Exercise requirements — Exactly as they appear, copy the lines of the listing from the one containing "Type out the text in this image." through the final line, both included, and nothing else.

Exercise inputs —

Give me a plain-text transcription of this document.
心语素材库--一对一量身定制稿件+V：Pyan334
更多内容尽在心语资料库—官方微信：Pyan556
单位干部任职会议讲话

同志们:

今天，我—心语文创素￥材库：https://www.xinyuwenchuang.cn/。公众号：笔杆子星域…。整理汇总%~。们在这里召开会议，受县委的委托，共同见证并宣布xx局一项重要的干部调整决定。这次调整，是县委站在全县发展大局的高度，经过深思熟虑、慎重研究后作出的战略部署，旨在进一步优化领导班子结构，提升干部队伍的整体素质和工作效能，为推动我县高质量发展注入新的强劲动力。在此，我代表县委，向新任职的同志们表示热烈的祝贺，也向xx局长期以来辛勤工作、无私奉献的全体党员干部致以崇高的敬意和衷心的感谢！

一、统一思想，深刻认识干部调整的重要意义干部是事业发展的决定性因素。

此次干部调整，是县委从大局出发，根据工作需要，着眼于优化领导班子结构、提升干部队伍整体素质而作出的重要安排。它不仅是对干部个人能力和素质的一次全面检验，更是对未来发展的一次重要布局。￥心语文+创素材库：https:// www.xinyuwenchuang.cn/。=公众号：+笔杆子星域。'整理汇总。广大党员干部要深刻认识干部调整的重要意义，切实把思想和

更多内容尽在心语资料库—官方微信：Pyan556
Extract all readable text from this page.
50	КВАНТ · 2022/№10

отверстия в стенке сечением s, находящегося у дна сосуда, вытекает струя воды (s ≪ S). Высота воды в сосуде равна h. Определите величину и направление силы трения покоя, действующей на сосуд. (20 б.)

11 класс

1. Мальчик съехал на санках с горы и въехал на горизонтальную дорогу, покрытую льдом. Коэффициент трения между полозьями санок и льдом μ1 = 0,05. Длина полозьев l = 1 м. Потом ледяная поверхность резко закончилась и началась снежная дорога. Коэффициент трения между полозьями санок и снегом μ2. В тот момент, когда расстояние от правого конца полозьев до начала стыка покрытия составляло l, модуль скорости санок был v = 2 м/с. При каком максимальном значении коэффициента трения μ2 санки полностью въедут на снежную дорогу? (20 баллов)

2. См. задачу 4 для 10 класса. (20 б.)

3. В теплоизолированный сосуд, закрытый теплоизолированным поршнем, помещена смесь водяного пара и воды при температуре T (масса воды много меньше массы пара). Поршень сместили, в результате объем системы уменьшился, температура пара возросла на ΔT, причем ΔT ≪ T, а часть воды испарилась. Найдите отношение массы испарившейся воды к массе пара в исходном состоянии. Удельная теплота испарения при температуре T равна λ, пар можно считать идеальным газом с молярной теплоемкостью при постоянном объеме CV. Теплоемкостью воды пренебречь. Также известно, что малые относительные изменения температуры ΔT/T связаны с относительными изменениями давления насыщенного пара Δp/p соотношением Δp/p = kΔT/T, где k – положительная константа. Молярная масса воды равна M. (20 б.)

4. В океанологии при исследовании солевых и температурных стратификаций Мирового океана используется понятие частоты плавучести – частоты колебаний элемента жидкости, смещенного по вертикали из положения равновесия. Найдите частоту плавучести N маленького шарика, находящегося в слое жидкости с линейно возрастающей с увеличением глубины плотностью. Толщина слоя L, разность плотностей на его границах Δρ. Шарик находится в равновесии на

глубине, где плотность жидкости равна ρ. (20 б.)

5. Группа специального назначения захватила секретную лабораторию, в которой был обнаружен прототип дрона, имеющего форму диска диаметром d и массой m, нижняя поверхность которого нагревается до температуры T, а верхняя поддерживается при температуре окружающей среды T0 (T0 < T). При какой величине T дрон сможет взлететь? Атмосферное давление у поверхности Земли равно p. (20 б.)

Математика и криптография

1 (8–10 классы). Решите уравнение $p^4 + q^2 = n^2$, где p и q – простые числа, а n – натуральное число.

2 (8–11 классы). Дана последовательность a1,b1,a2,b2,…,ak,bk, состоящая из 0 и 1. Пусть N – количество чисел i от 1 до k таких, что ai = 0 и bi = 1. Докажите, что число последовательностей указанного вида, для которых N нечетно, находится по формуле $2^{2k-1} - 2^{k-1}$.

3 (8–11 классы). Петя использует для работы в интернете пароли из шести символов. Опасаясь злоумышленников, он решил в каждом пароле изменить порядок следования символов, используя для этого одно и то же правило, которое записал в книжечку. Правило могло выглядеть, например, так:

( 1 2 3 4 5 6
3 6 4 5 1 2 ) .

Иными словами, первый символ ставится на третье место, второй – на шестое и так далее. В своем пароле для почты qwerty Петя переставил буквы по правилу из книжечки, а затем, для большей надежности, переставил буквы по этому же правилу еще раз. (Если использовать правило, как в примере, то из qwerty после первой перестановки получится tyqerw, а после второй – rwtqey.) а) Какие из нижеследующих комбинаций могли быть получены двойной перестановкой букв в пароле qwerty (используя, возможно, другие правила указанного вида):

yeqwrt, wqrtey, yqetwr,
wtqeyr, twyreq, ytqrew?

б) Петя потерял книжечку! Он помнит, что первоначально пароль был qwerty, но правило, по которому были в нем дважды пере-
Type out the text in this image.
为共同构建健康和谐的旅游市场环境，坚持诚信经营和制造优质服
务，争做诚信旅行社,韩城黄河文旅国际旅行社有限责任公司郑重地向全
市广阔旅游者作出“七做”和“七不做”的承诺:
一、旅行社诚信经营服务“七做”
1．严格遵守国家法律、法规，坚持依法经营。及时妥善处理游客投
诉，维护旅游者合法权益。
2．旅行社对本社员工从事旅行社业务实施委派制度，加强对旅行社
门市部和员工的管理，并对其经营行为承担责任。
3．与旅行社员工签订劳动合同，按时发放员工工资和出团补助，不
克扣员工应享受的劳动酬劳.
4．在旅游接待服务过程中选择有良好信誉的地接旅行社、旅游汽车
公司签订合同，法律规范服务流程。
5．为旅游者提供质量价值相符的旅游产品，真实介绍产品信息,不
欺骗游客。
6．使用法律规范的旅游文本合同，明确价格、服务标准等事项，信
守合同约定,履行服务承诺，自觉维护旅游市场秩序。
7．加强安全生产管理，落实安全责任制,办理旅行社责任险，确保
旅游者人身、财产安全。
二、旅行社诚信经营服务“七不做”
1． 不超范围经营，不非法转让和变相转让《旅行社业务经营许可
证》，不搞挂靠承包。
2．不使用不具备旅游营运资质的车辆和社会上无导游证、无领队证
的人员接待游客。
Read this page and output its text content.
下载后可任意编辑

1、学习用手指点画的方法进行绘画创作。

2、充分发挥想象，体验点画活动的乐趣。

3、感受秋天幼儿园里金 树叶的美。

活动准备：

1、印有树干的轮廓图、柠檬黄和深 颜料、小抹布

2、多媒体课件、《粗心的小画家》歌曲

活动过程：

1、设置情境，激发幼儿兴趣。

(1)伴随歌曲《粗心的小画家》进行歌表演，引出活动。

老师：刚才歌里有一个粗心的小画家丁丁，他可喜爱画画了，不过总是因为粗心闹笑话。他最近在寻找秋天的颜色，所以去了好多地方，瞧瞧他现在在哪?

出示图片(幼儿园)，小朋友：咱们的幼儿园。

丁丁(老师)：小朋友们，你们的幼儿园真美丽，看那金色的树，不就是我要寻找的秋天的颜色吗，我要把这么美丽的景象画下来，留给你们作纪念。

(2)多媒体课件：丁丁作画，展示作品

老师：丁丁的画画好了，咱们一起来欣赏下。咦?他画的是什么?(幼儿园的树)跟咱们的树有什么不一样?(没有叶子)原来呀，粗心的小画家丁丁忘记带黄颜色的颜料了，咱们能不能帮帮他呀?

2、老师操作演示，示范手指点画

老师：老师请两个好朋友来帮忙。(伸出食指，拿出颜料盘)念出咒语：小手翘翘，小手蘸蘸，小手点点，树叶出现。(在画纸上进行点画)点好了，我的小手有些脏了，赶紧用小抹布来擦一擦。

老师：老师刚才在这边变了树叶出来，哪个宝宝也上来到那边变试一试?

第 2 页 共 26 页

Output for this task —
Type out the text in this image.
为共同构建健康和谐的旅游市场环境，坚持诚信经营和制造优质服
务，争做诚信旅行社,韩城黄河文旅国际旅行社有限责任公司郑重地向全
市广阔旅游者作出“七做”和“七不做”的承诺:
一、旅行社诚信经营服务“七做”
1．严格遵守国家法律、法规，坚持依法经营。及时妥善处理游客投
诉，维护旅游者合法权益。
2．旅行社对本社员工从事旅行社业务实施委派制度，加强对旅行社
门市部和员工的管理，并对其经营行为承担责任。
3．与旅行社员工签订劳动合同，按时发放员工工资和出团补助，不
克扣员工应享受的劳动酬劳.
4．在旅游接待服务过程中选择有良好信誉的地接旅行社、旅游汽车
公司签订合同，法律规范服务流程。
5．为旅游者提供质量价值相符的旅游产品，真实介绍产品信息,不
欺骗游客。
6．使用法律规范的旅游文本合同，明确价格、服务标准等事项，信
守合同约定,履行服务承诺，自觉维护旅游市场秩序。
7．加强安全生产管理，落实安全责任制,办理旅行社责任险，确保
旅游者人身、财产安全。
二、旅行社诚信经营服务“七不做”
1． 不超范围经营，不非法转让和变相转让《旅行社业务经营许可
证》，不搞挂靠承包。
2．不使用不具备旅游营运资质的车辆和社会上无导游证、无领队证
的人员接待游客。
Read this page and output its text content.
下载后可任意编辑

1、学习用手指点画的方法进行绘画创作。

2、充分发挥想象，体验点画活动的乐趣。

3、感受秋天幼儿园里金 树叶的美。

活动准备：

1、印有树干的轮廓图、柠檬黄和深 颜料、小抹布

2、多媒体课件、《粗心的小画家》歌曲

活动过程：

1、设置情境，激发幼儿兴趣。

(1)伴随歌曲《粗心的小画家》进行歌表演，引出活动。

老师：刚才歌里有一个粗心的小画家丁丁，他可喜爱画画了，不过总是因为粗心闹笑话。他最近在寻找秋天的颜色，所以去了好多地方，瞧瞧他现在在哪?

出示图片(幼儿园)，小朋友：咱们的幼儿园。

丁丁(老师)：小朋友们，你们的幼儿园真美丽，看那金色的树，不就是我要寻找的秋天的颜色吗，我要把这么美丽的景象画下来，留给你们作纪念。

(2)多媒体课件：丁丁作画，展示作品

老师：丁丁的画画好了，咱们一起来欣赏下。咦?他画的是什么?(幼儿园的树)跟咱们的树有什么不一样?(没有叶子)原来呀，粗心的小画家丁丁忘记带黄颜色的颜料了，咱们能不能帮帮他呀?

2、老师操作演示，示范手指点画

老师：老师请两个好朋友来帮忙。(伸出食指，拿出颜料盘)念出咒语：小手翘翘，小手蘸蘸，小手点点，树叶出现。(在画纸上进行点画)点好了，我的小手有些脏了，赶紧用小抹布来擦一擦。

老师：老师刚才在这边变了树叶出来，哪个宝宝也上来到那边变试一试?

第 2 页 共 26 页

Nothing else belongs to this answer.